BEGIN DATA

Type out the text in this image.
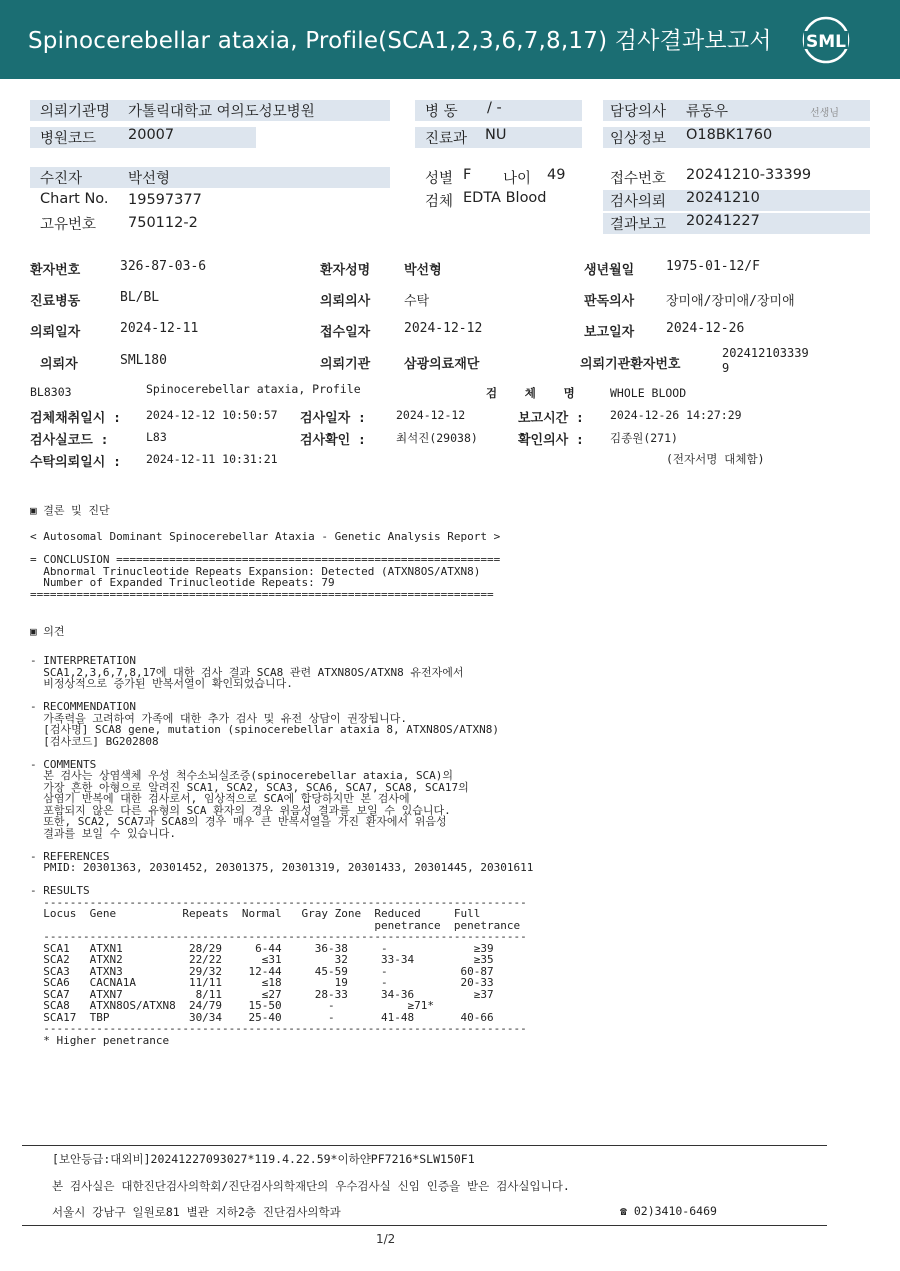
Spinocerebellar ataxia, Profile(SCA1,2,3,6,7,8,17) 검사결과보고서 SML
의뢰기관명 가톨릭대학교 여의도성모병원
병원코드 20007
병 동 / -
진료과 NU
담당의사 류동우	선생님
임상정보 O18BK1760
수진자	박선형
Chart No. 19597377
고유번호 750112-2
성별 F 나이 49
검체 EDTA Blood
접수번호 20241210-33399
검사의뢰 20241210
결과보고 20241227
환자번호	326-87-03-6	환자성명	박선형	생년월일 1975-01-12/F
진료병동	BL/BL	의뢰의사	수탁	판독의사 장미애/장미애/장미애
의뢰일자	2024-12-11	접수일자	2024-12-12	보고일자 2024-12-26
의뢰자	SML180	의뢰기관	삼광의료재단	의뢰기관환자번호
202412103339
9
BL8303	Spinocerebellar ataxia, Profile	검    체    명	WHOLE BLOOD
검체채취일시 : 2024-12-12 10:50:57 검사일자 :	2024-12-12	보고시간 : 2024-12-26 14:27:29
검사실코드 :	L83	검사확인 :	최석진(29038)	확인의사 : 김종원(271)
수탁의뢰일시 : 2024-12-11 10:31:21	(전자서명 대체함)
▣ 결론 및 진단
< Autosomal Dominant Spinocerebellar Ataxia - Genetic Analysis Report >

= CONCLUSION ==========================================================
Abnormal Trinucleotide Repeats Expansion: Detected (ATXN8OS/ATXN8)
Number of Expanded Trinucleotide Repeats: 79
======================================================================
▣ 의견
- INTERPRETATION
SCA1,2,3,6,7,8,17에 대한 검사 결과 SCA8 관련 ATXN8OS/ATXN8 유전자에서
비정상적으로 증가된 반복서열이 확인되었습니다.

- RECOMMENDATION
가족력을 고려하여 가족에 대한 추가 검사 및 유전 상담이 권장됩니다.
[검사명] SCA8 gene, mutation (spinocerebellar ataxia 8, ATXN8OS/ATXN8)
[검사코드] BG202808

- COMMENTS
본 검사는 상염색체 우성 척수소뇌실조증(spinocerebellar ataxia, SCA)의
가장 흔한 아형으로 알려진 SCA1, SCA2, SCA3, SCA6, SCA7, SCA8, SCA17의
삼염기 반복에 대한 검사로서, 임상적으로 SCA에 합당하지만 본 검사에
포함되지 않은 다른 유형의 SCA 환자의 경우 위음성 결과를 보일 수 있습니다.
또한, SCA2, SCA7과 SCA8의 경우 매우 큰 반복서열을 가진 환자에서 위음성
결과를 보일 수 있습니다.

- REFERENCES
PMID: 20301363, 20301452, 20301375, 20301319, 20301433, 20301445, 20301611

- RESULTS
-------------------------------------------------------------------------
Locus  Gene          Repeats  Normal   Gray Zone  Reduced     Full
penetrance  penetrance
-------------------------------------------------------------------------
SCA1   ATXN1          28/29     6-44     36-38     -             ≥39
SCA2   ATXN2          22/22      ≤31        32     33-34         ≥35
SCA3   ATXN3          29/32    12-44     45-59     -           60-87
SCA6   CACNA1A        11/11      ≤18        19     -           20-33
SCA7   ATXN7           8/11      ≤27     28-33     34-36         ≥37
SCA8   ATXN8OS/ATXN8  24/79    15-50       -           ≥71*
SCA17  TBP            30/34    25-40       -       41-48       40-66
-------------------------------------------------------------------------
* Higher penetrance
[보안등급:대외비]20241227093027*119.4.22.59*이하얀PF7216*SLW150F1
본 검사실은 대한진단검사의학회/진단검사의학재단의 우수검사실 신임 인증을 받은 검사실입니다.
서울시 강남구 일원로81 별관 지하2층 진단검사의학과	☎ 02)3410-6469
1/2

END DATA
BEGIN DATA

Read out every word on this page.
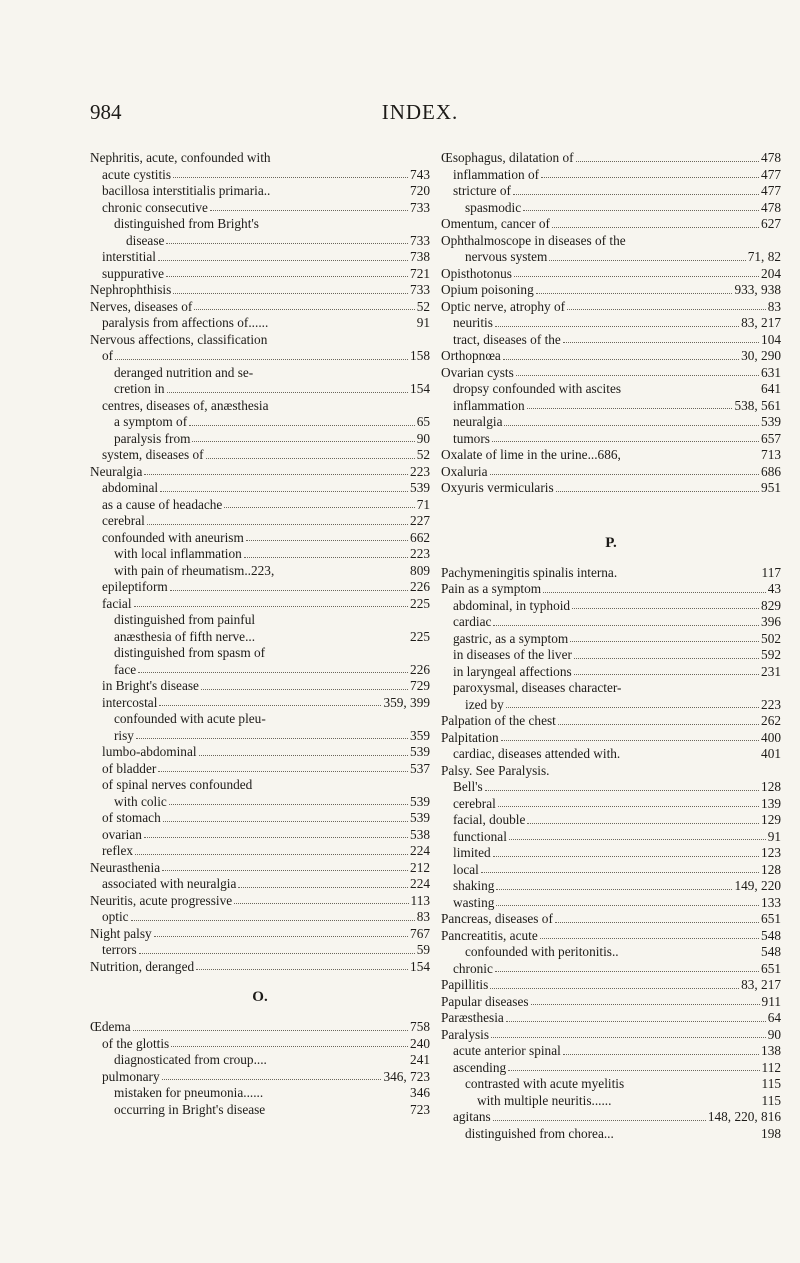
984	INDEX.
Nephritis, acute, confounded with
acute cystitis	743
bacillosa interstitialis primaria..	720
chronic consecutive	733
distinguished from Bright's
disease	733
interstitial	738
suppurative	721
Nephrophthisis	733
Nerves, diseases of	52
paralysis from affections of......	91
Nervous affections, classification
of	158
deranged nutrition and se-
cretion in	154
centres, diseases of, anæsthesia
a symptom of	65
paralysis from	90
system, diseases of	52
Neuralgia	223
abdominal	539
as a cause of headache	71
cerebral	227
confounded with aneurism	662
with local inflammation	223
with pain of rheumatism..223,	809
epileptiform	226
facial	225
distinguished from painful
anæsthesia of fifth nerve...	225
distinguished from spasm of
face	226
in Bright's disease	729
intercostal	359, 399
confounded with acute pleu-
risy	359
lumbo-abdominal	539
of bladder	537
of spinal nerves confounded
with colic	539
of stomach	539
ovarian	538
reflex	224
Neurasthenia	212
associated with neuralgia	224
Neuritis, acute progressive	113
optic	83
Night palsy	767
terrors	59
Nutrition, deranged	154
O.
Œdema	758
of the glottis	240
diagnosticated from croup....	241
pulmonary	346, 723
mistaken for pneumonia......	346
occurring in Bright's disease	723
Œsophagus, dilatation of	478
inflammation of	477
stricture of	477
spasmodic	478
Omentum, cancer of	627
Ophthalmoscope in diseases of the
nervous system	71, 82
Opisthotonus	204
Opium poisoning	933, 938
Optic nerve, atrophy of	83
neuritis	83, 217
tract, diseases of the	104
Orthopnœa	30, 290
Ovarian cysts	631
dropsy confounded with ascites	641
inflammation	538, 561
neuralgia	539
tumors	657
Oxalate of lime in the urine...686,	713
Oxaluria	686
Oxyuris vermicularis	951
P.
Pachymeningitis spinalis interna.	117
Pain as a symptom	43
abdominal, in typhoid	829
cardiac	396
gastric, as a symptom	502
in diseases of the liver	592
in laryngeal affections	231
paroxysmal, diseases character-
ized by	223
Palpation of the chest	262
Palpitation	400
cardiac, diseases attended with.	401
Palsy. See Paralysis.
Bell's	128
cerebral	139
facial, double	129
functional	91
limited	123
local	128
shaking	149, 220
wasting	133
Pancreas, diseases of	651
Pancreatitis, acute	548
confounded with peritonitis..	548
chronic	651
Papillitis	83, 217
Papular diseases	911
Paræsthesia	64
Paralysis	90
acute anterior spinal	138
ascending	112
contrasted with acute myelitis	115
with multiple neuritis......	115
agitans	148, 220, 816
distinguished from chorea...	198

END DATA

### [REQUIREMENT]
Copy every line from the records above that contains the word "Profile".

### [ANSWER FOR THE TASK]
Spinocerebellar ataxia, Profile(SCA1,2,3,6,7,8,17) 검사결과보고서 SML
BL8303	Spinocerebellar ataxia, Profile	검    체    명	WHOLE BLOOD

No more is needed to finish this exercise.